* _EXERCISE OBJECTIVE_
State how many lines of the entries hold the string "past", and nothing more.

* _EXTRACTED ENTRIES_
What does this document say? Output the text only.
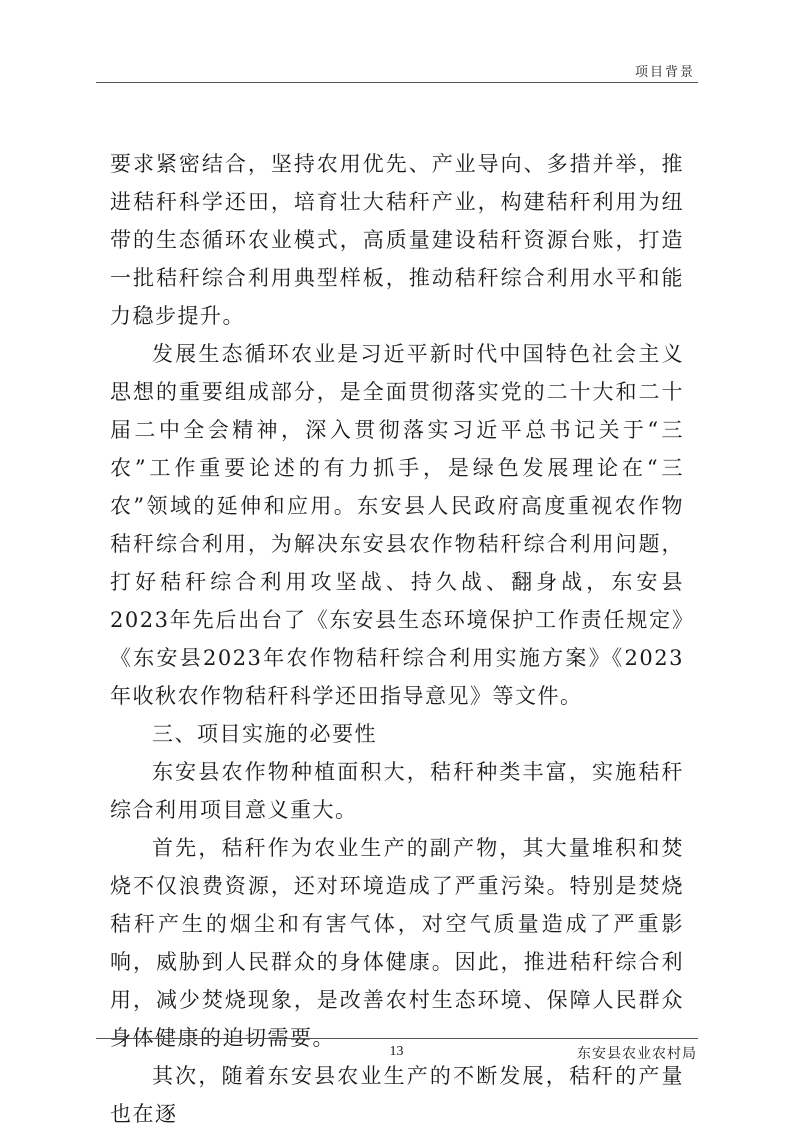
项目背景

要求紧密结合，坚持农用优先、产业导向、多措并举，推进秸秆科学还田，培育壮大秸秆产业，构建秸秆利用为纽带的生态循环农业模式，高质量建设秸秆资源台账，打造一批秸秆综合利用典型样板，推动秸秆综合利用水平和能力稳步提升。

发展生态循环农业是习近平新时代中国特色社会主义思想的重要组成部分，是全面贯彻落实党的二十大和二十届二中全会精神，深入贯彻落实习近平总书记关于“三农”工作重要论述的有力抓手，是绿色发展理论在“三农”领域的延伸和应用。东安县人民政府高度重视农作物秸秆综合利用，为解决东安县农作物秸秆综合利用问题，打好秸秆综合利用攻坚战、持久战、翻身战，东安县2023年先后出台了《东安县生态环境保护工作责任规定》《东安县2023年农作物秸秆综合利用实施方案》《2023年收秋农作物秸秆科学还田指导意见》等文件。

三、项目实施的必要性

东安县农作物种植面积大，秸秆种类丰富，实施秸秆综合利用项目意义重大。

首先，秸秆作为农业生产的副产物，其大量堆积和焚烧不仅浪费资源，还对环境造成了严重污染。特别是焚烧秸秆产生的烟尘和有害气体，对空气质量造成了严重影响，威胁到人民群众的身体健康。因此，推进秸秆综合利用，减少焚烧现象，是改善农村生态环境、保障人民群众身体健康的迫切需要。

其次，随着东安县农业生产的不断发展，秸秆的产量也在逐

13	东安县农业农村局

---

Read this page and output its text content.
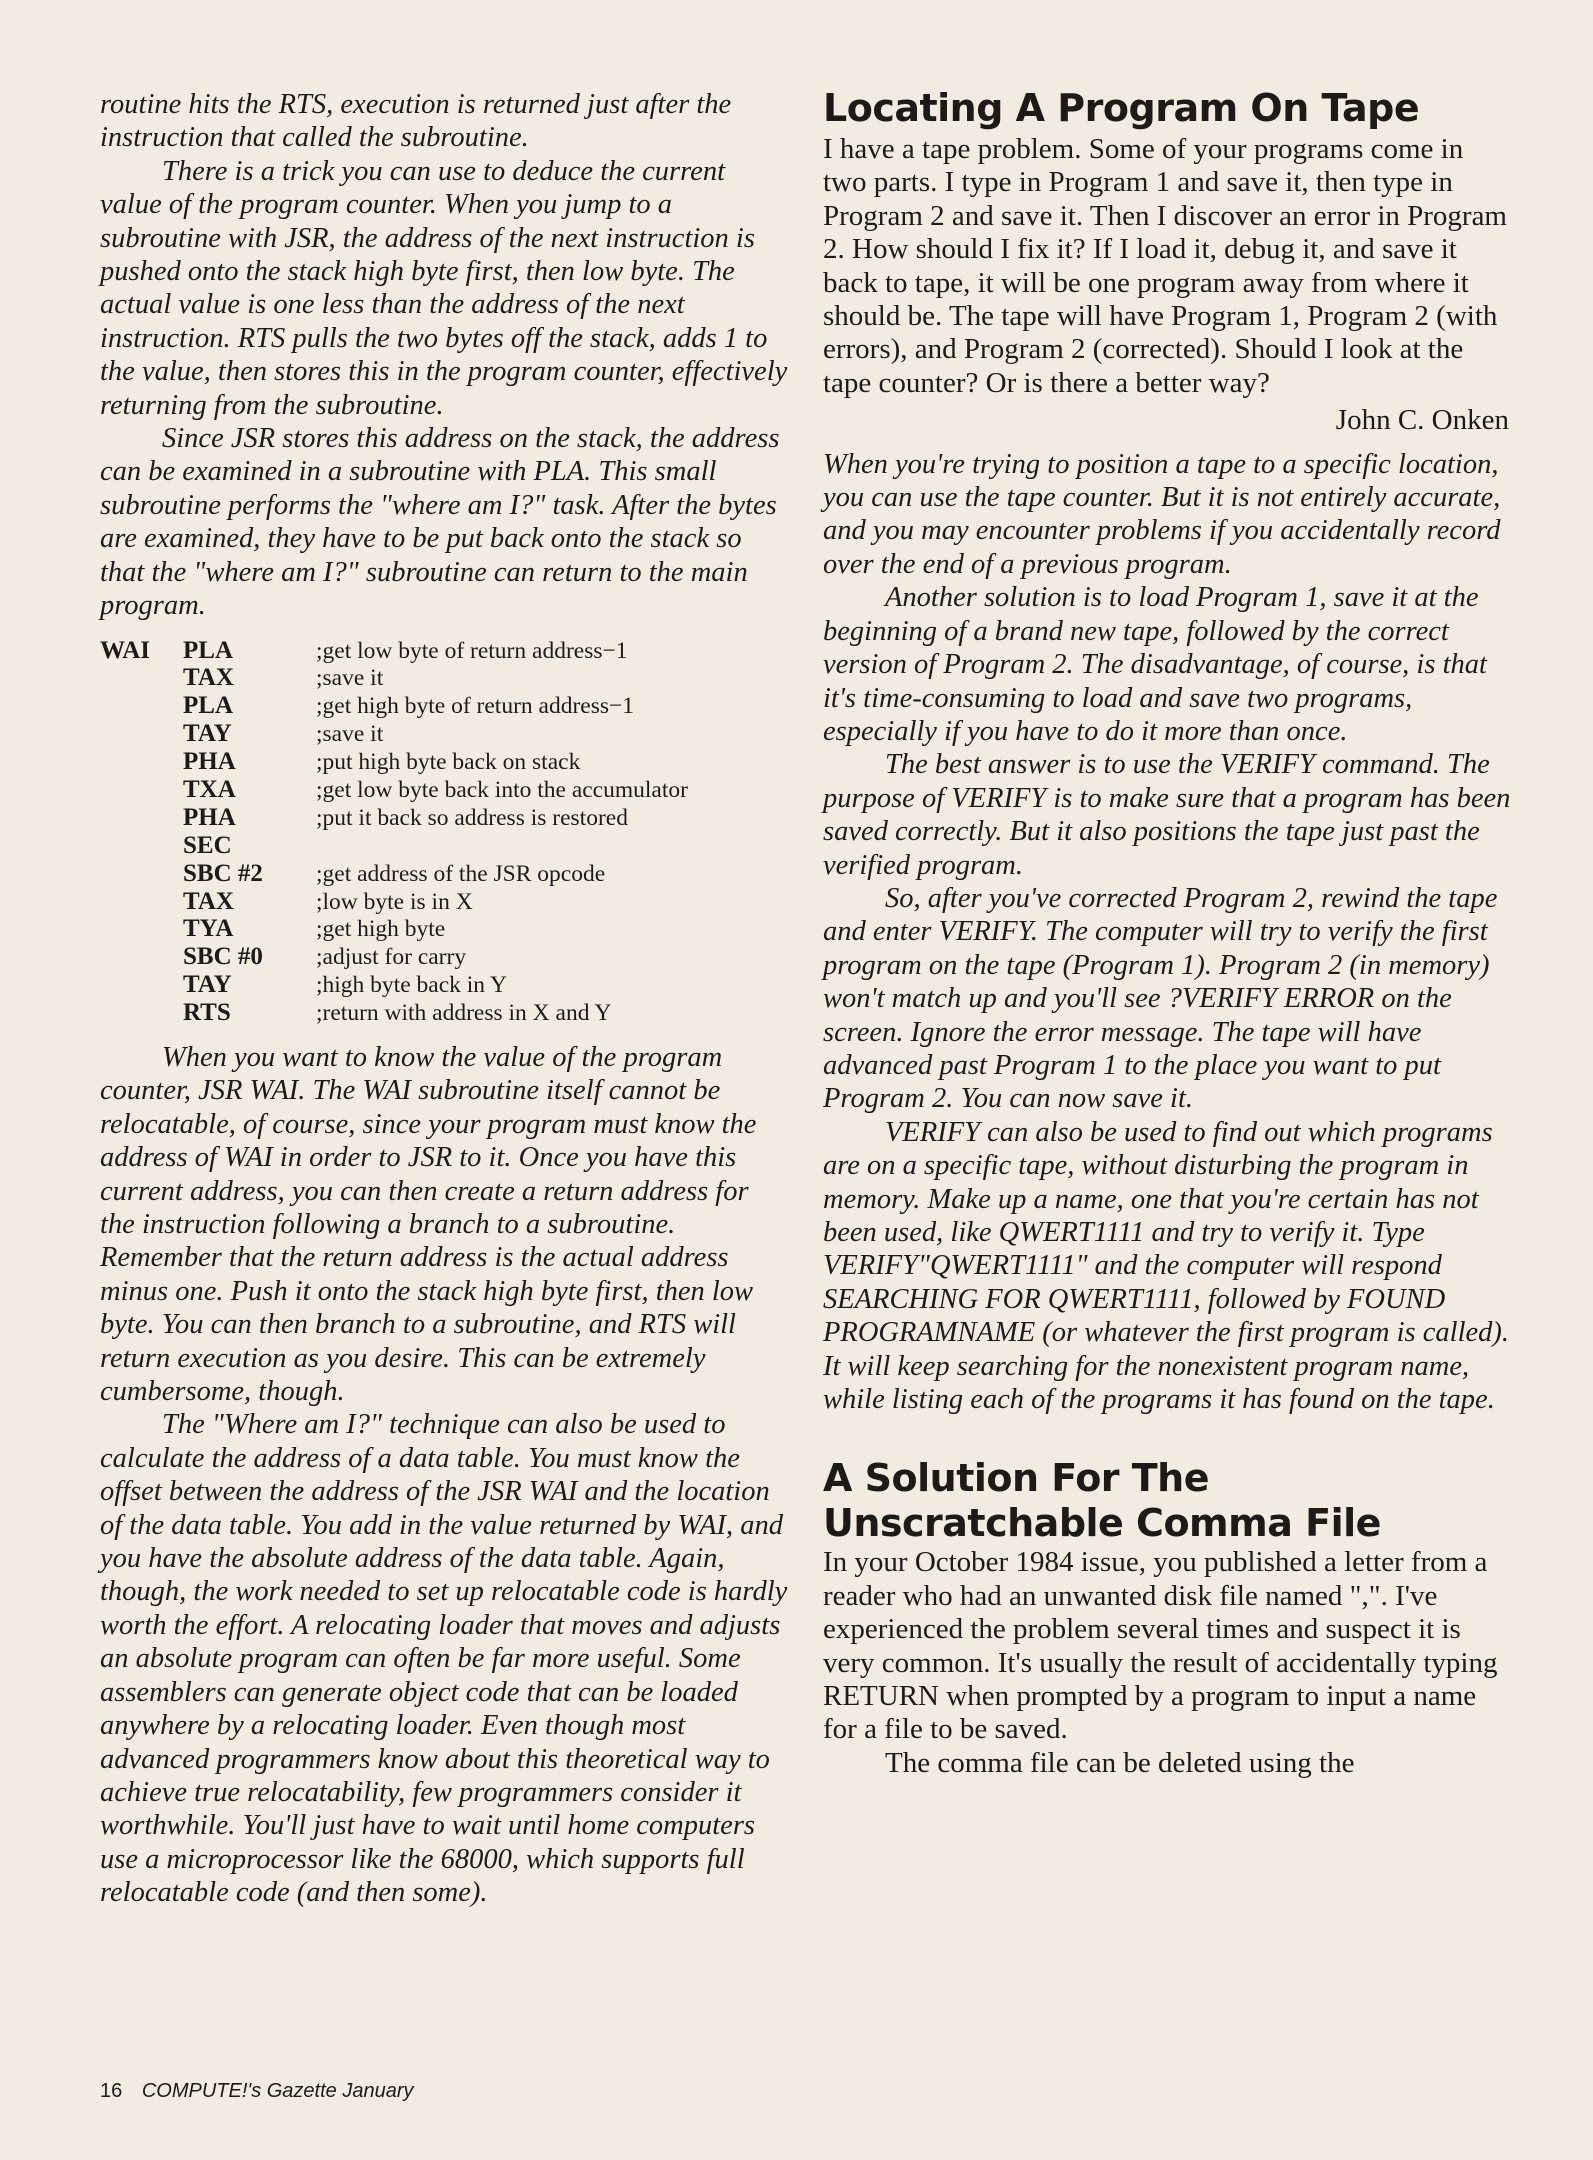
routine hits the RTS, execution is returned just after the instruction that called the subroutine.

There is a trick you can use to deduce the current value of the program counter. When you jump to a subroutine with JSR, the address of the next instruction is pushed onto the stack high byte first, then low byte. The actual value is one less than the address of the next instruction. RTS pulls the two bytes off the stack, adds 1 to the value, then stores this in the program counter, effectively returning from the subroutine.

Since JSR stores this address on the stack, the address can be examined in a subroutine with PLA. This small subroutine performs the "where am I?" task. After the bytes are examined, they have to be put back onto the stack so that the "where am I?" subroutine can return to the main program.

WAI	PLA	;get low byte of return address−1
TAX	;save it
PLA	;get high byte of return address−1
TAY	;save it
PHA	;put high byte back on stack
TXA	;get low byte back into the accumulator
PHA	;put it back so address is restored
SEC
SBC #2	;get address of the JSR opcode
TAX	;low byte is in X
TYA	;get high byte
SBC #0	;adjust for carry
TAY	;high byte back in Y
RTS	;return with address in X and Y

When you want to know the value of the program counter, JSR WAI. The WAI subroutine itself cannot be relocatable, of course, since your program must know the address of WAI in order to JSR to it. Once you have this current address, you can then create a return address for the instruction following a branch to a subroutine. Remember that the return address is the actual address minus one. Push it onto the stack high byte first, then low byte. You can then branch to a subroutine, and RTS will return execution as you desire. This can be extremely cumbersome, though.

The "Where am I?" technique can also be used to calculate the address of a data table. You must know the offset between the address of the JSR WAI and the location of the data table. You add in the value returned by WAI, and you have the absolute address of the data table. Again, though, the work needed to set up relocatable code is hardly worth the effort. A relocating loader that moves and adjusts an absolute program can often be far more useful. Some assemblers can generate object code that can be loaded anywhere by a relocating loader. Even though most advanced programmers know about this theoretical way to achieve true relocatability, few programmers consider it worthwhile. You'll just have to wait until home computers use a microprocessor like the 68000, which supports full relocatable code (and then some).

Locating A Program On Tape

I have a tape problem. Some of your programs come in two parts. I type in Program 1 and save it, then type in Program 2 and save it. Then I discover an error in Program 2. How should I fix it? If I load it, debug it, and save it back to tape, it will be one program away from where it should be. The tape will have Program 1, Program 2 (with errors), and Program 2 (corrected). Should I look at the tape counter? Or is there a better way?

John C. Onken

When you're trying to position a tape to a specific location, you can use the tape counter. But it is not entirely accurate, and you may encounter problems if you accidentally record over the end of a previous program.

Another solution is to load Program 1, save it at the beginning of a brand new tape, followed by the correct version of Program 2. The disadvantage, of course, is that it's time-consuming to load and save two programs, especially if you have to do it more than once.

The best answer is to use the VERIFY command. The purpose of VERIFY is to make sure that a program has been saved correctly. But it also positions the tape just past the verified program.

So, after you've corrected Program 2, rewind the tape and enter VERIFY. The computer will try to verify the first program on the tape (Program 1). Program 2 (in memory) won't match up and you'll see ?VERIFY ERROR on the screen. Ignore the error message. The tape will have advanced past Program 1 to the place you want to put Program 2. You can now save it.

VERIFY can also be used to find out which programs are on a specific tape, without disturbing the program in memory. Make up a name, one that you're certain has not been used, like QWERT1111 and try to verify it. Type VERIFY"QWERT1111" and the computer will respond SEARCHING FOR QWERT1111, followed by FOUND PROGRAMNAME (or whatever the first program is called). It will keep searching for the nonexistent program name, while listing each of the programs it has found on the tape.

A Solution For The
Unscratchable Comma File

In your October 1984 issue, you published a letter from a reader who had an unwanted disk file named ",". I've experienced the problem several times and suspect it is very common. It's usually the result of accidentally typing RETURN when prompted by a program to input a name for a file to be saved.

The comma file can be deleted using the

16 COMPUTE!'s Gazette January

* _TASK RESPONSE_
2